__Work order__
Copy each line of the entries that contains the word "resultados".

__Records provided__
•••••
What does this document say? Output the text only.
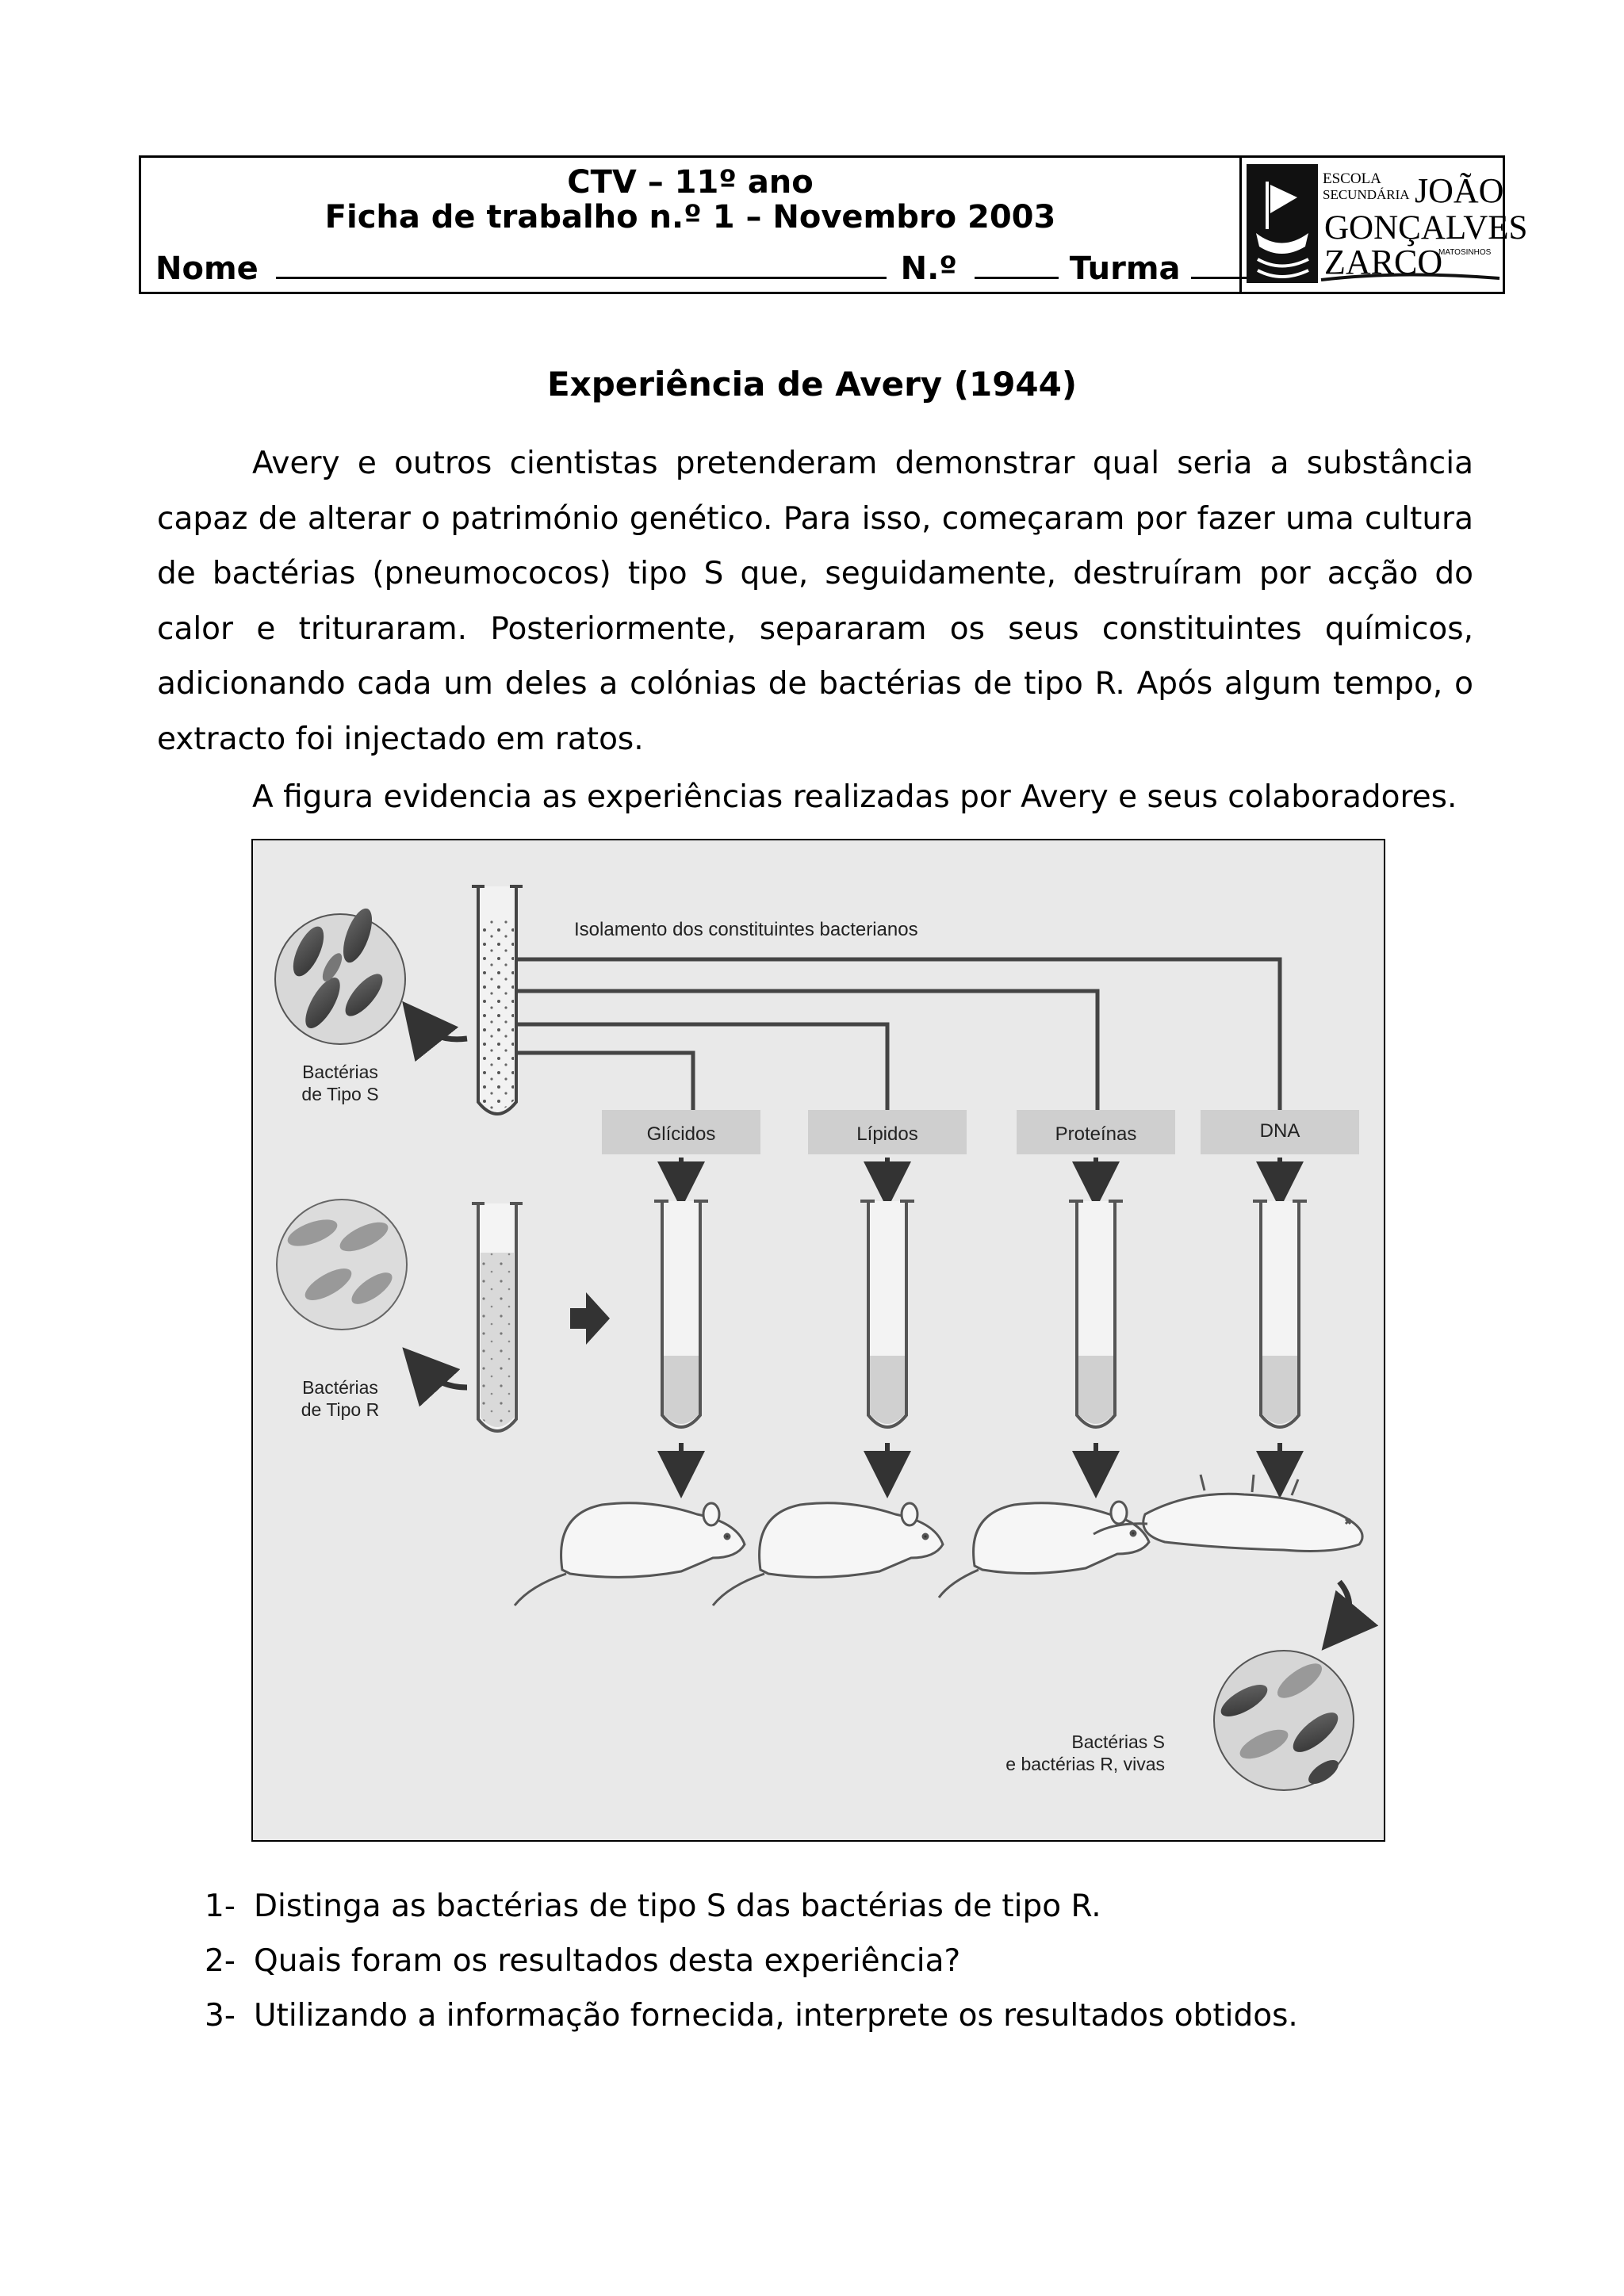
CTV – 11º ano
Ficha de trabalho n.º 1 – Novembro 2003
Nome	N.º	Turma
ESCOLA
SECUNDÁRIA JOÃO
GONÇALVES
ZARCO
MATOSINHOS
Experiência de Avery (1944)

Avery e outros cientistas pretenderam demonstrar qual seria a substância capaz de alterar o património genético. Para isso, começaram por fazer uma cultura de bactérias (pneumococos) tipo S que, seguidamente, destruíram por acção do calor e trituraram. Posteriormente, separaram os seus constituintes químicos, adicionando cada um deles a colónias de bactérias de tipo R. Após algum tempo, o extracto foi injectado em ratos.

A figura evidencia as experiências realizadas por Avery e seus colaboradores.

Bactérias
de Tipo S
Isolamento dos constituintes bacterianos
Glícidos	Lípidos	Proteínas	DNA
Bactérias
de Tipo R
Bactérias S
e bactérias R, vivas
1- Distinga as bactérias de tipo S das bactérias de tipo R.
2- Quais foram os resultados desta experiência?
3- Utilizando a informação fornecida, interprete os resultados obtidos.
•••••
__Task answer__
2- Quais foram os resultados desta experiência?
3- Utilizando a informação fornecida, interprete os resultados obtidos.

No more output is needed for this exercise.